CHALLENGE: How many lines in these records hold the string "this"? State only that number.

[Figure data in JSON]
◆ ◆ ◆ ◆ ◆ ◆ ◆

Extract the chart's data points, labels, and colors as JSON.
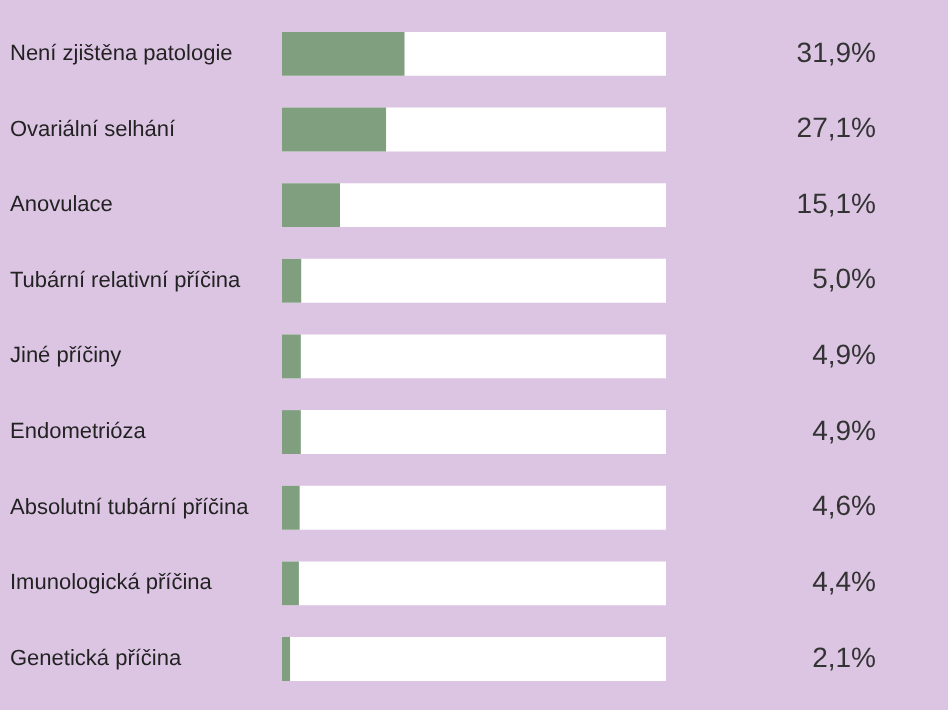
{
  "chart_data": {
    "type": "bar",
    "orientation": "horizontal",
    "categories": [
      "Není zjištěna patologie",
      "Ovariální selhání",
      "Anovulace",
      "Tubární relativní příčina",
      "Jiné příčiny",
      "Endometrióza",
      "Absolutní tubární příčina",
      "Imunologická příčina",
      "Genetická příčina"
    ],
    "values": [
      31.9,
      27.1,
      15.1,
      5.0,
      4.9,
      4.9,
      4.6,
      4.4,
      2.1
    ],
    "value_labels": [
      "31,9%",
      "27,1%",
      "15,1%",
      "5,0%",
      "4,9%",
      "4,9%",
      "4,6%",
      "4,4%",
      "2,1%"
    ],
    "color": "#7f9f7f",
    "xlim": [
      0,
      100
    ],
    "tick_labels": "y",
    "legend": false
  }
}
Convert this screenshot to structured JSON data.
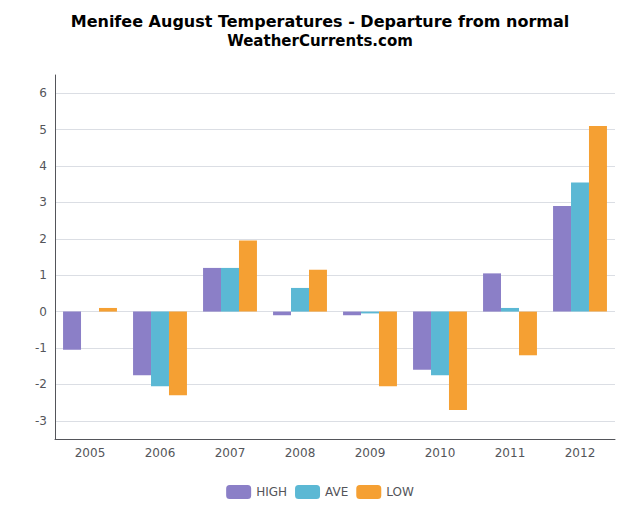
{
  "chart_data": {
    "type": "bar",
    "title": "Menifee August Temperatures - Departure from normal",
    "subtitle": "WeatherCurrents.com",
    "categories": [
      "2005",
      "2006",
      "2007",
      "2008",
      "2009",
      "2010",
      "2011",
      "2012"
    ],
    "series": [
      {
        "name": "HIGH",
        "color": "#8B7FC7",
        "values": [
          -1.05,
          -1.75,
          1.2,
          -0.1,
          -0.1,
          -1.6,
          1.05,
          2.9
        ]
      },
      {
        "name": "AVE",
        "color": "#5BB8D4",
        "values": [
          0.0,
          -2.05,
          1.2,
          0.65,
          -0.05,
          -1.75,
          0.1,
          3.55
        ]
      },
      {
        "name": "LOW",
        "color": "#F5A033",
        "values": [
          0.1,
          -2.3,
          1.95,
          1.15,
          -2.05,
          -2.7,
          -1.2,
          5.1
        ]
      }
    ],
    "ylim": [
      -3.5,
      6.5
    ],
    "yticks": [
      -3,
      -2,
      -1,
      0,
      1,
      2,
      3,
      4,
      5,
      6
    ],
    "grid": true,
    "legend": "bottom"
  }
}
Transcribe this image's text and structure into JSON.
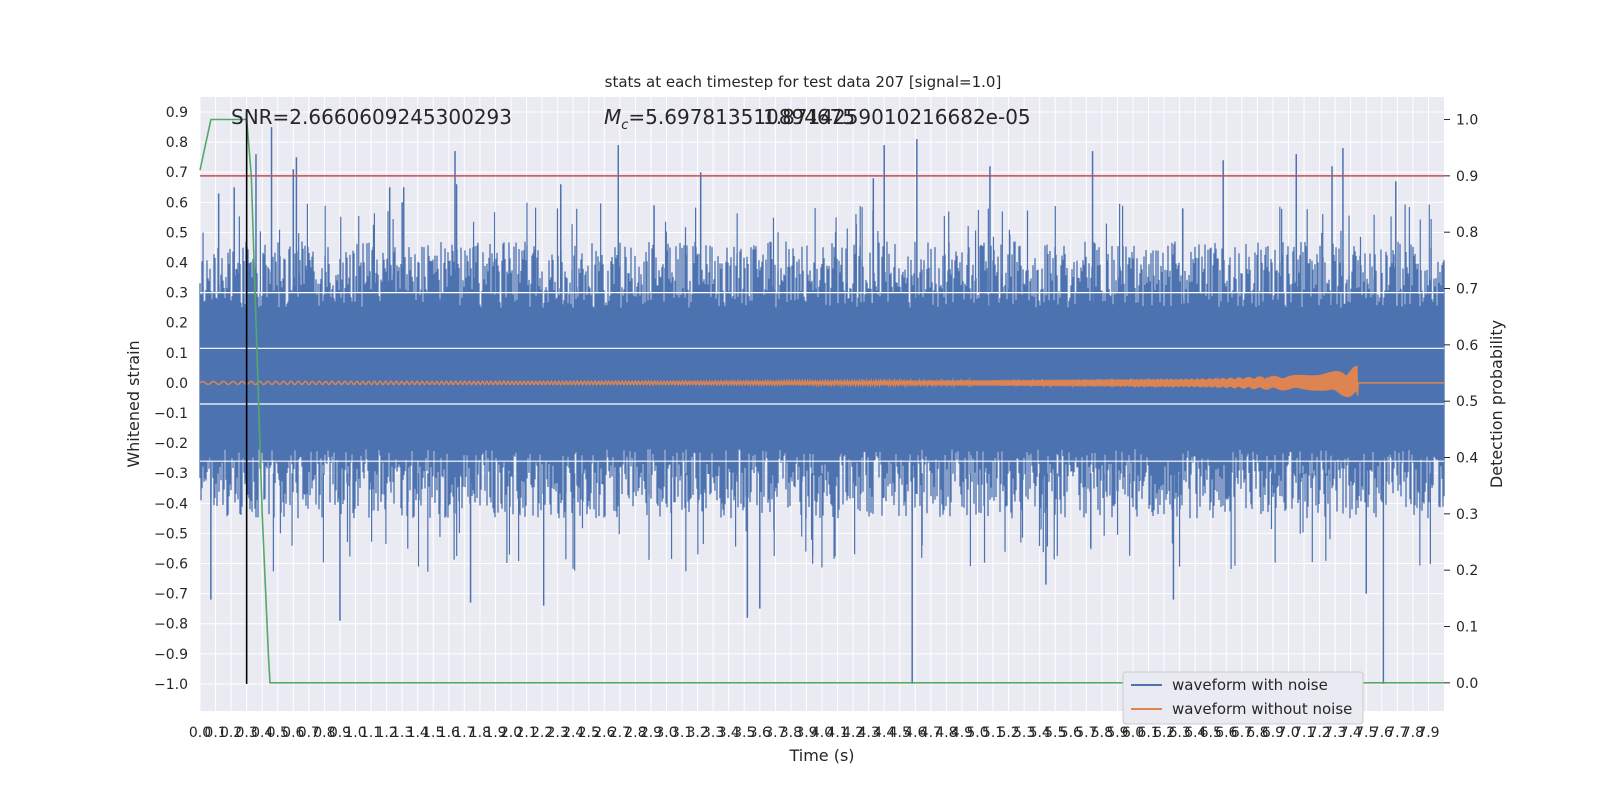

◆ ◆ ◆ ◆ ◆ ◆ ◆

FINISHED TASK: 2